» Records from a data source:
↓
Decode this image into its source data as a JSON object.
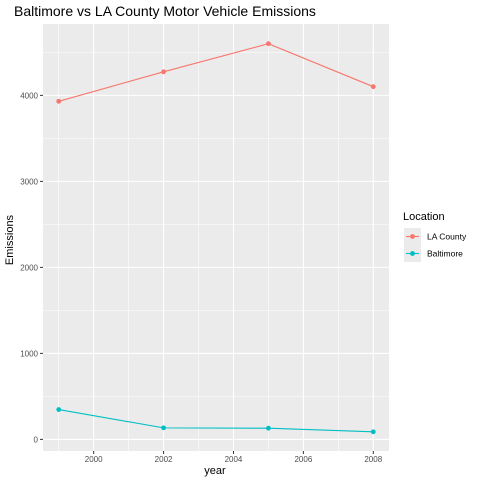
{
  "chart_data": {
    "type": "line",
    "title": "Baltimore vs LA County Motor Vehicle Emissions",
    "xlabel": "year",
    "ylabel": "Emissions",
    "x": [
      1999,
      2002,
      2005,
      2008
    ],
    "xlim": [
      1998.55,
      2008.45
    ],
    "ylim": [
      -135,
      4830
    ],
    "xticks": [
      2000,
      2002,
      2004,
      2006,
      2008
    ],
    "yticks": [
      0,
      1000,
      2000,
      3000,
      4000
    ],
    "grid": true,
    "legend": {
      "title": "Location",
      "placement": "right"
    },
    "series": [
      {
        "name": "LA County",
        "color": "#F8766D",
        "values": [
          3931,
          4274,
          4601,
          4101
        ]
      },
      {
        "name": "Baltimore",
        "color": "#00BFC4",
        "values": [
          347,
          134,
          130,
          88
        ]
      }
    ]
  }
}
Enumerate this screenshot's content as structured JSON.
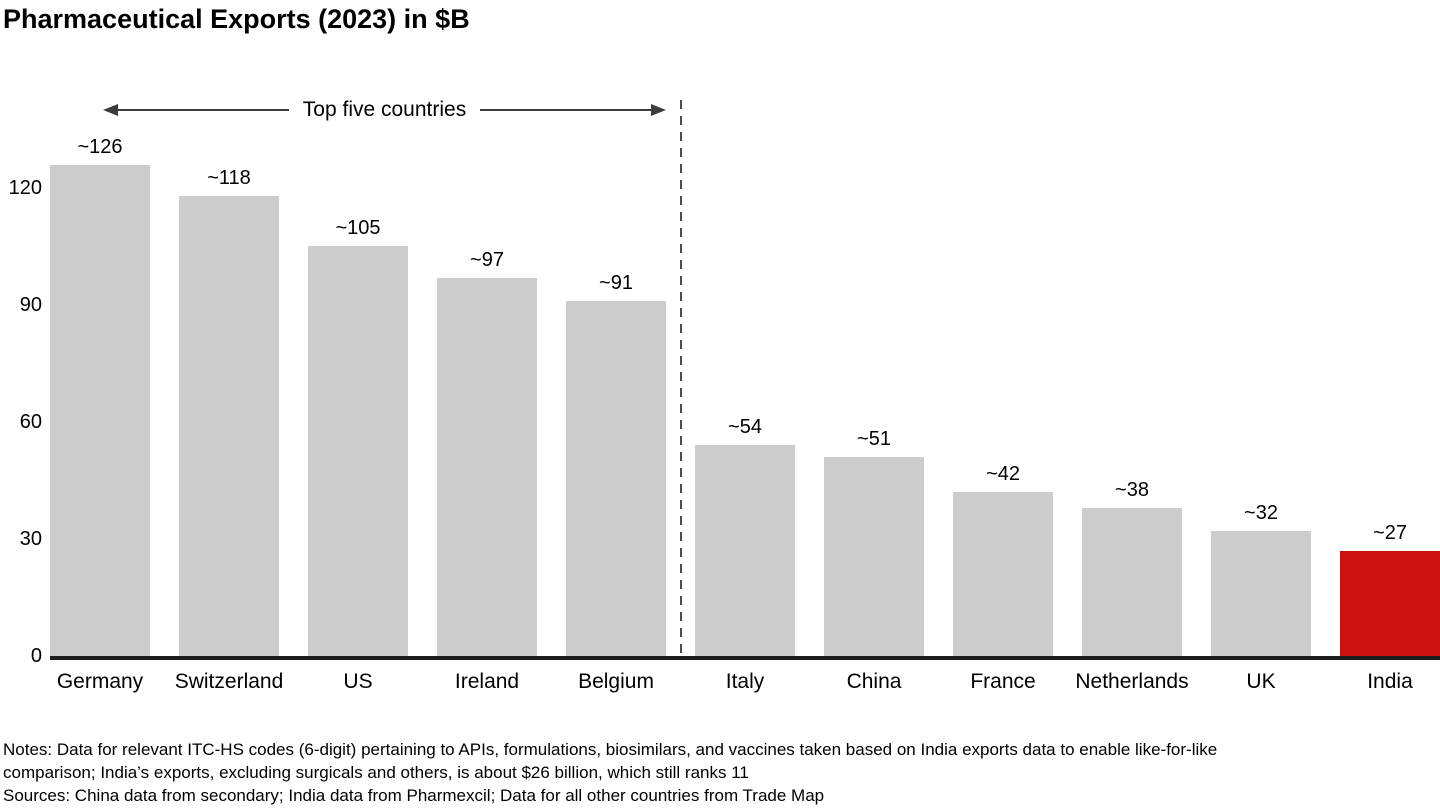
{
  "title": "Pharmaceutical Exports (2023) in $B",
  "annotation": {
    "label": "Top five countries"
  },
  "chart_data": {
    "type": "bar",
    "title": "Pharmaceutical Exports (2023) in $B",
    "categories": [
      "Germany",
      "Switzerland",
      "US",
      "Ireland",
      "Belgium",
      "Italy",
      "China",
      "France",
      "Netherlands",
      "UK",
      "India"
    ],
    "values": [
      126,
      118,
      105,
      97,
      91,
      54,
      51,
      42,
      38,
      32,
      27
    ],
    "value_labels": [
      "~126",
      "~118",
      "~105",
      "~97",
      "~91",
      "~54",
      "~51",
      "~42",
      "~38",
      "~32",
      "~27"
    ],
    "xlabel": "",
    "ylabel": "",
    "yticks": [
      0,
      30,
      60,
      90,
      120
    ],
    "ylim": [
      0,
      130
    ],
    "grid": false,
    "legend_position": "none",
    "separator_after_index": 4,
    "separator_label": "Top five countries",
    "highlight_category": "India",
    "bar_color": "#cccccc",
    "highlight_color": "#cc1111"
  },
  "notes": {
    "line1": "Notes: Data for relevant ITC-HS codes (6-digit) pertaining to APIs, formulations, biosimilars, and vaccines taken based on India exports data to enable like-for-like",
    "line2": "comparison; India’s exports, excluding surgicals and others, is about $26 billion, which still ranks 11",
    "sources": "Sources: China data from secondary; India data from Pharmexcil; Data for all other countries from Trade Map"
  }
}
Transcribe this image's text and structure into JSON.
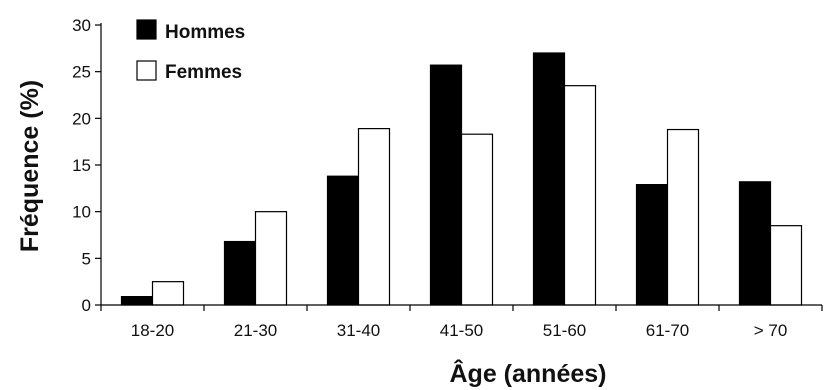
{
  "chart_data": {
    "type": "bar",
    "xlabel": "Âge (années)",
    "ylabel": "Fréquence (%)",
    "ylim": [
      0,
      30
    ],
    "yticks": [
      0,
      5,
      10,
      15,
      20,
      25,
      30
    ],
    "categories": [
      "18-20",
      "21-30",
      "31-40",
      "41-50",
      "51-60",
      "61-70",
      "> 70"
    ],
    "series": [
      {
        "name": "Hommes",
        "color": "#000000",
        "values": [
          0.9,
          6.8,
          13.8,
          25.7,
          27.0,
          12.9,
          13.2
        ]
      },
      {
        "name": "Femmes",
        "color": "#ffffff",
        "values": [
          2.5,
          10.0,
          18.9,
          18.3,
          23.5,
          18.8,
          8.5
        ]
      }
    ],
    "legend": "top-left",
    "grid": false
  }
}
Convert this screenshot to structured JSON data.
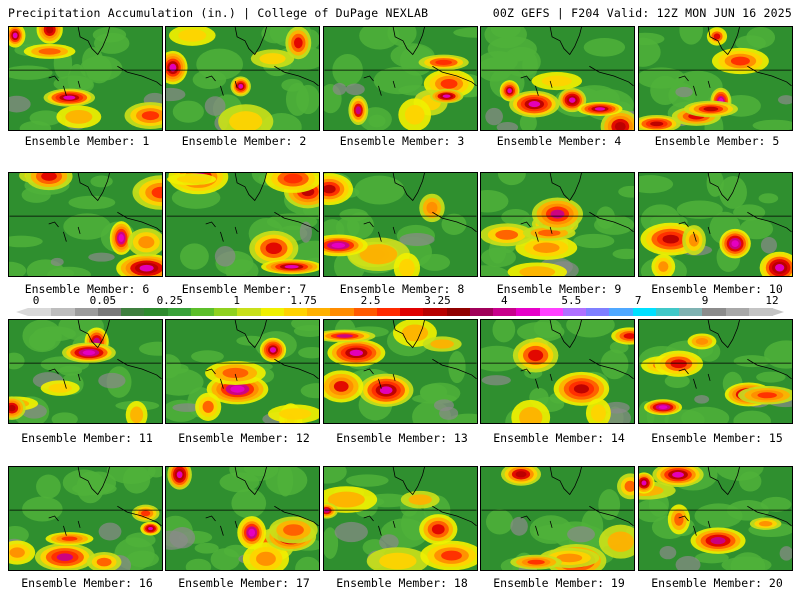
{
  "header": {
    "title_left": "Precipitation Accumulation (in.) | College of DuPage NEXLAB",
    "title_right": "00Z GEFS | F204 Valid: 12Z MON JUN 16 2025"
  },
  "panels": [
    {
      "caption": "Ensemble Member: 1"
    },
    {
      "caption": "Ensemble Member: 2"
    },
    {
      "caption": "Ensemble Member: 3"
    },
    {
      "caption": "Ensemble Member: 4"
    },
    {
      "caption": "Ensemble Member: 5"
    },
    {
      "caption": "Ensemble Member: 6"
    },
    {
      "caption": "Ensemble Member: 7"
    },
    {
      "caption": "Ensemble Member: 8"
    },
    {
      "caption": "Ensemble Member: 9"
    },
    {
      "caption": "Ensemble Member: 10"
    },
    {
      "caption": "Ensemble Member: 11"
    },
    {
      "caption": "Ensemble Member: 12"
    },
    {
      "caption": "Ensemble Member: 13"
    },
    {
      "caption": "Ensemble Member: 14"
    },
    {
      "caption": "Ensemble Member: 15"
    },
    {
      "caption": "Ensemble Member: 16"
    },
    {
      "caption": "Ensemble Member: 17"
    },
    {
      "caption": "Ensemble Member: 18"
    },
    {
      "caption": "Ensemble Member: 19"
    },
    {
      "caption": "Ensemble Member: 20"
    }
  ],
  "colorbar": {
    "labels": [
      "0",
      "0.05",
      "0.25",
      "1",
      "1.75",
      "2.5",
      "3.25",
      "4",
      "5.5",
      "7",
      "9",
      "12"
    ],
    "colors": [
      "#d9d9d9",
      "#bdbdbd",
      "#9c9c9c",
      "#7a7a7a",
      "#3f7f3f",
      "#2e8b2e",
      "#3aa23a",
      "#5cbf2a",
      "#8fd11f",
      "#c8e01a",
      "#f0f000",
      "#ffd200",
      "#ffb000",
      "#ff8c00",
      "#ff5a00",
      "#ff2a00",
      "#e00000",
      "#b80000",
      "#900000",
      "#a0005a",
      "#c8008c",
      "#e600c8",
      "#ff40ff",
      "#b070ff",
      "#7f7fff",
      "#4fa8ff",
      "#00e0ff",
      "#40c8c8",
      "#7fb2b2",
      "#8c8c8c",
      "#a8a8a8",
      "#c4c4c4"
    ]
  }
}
↑
↓
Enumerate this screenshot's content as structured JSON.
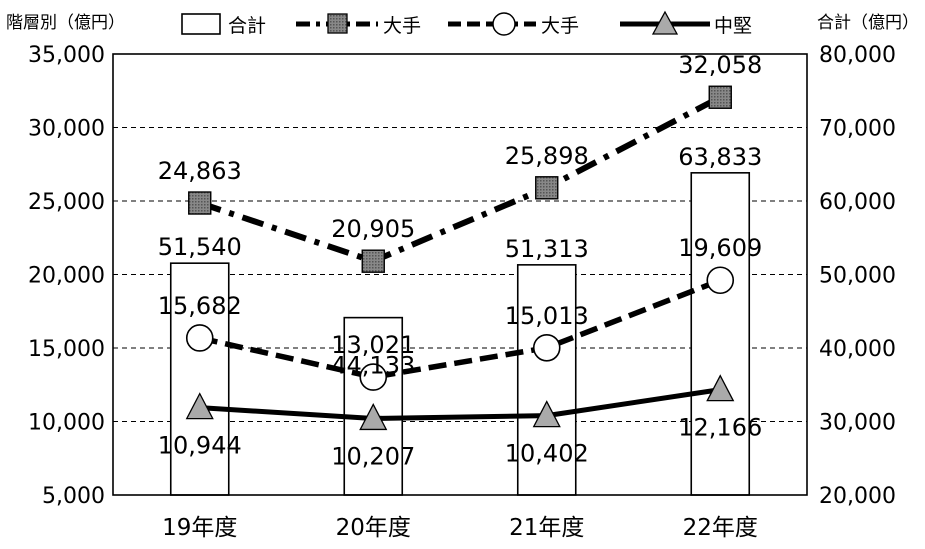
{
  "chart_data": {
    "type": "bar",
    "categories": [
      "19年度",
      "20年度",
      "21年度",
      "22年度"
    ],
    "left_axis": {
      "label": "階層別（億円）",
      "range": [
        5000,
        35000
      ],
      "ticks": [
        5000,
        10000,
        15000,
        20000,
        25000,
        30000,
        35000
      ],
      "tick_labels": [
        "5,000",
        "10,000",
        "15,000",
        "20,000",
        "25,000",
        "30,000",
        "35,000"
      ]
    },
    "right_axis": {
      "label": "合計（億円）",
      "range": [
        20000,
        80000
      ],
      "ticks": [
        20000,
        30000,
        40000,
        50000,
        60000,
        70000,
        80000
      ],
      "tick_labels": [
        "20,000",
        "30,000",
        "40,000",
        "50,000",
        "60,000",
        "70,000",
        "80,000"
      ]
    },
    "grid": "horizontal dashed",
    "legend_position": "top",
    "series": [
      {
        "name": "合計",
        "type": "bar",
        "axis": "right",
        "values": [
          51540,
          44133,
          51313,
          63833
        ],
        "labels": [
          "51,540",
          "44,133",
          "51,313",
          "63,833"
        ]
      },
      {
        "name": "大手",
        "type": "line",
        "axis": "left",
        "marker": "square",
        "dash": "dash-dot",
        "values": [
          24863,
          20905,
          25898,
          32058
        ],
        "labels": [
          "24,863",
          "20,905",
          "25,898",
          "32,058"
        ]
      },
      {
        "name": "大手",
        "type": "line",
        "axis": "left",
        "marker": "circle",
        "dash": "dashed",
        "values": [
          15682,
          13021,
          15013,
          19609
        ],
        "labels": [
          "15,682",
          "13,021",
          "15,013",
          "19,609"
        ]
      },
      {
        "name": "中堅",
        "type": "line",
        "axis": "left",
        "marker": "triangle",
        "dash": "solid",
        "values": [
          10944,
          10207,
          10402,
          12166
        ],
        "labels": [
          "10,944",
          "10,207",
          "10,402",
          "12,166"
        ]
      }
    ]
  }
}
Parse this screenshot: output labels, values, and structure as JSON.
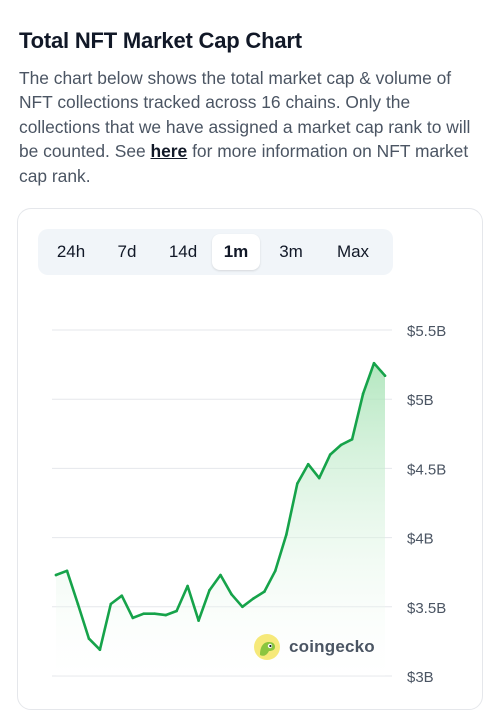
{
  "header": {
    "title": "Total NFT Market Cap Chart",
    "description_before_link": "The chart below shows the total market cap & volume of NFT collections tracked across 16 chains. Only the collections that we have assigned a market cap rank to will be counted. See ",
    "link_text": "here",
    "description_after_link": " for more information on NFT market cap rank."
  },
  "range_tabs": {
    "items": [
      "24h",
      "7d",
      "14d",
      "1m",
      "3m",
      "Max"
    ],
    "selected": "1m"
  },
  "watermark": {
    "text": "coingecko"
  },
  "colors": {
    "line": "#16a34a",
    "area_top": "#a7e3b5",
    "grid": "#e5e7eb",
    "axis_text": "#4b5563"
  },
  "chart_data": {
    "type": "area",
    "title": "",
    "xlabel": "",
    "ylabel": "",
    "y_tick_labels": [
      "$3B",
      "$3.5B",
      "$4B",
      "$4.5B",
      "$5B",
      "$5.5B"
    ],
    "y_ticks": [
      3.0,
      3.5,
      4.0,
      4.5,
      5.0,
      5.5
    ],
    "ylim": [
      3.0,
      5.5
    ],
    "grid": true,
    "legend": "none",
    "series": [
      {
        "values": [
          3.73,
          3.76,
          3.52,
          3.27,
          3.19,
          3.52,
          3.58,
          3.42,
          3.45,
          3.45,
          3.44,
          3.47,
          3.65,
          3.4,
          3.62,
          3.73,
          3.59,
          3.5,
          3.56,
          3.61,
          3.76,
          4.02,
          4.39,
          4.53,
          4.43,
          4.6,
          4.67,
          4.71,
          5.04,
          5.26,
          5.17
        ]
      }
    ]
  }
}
↑
↓
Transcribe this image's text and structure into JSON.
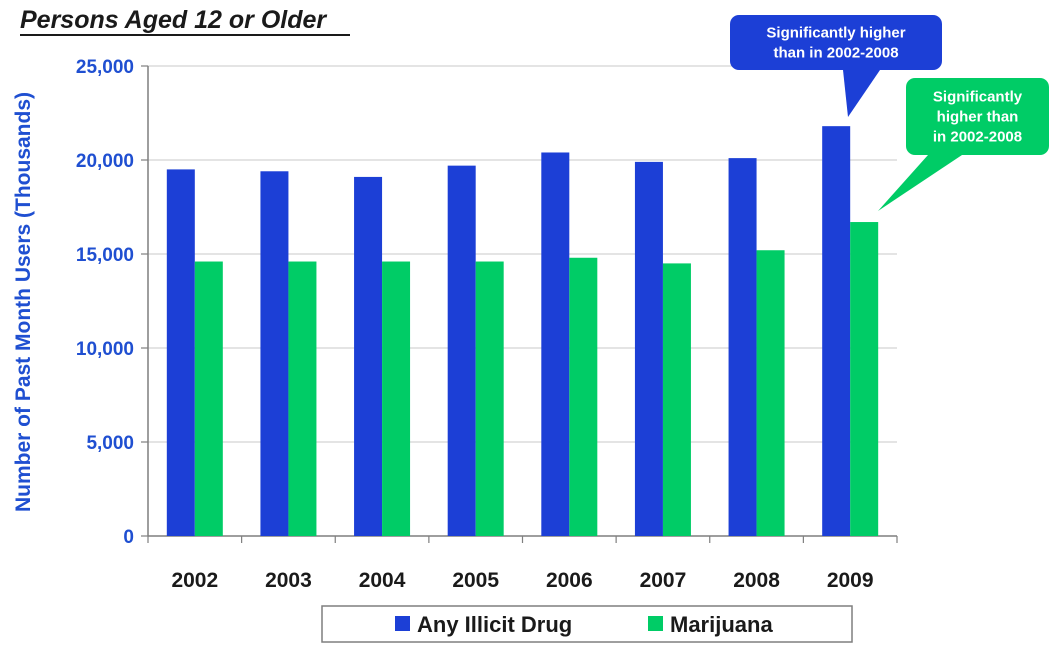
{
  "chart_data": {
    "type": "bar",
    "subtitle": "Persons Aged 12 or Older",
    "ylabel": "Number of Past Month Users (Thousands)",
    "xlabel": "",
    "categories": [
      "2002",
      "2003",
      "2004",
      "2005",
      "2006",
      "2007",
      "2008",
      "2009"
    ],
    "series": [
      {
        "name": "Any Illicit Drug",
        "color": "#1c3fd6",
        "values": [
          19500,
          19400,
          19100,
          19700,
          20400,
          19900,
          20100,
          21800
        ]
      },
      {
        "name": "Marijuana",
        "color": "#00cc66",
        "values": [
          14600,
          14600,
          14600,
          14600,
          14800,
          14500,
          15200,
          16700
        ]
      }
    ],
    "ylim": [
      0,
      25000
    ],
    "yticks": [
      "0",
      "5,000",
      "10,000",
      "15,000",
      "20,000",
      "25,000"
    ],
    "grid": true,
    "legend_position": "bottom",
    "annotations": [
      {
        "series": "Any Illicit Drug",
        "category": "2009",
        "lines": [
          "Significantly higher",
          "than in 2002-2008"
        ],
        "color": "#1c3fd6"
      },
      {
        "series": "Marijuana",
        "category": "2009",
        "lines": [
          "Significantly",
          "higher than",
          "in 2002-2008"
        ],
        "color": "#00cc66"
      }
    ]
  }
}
↑
» THE EXERCISE:
In the lines above, find each one with "Drug" and list it.

» WRITTEN REPLY:
        "name": "Any Illicit Drug",
        "series": "Any Illicit Drug",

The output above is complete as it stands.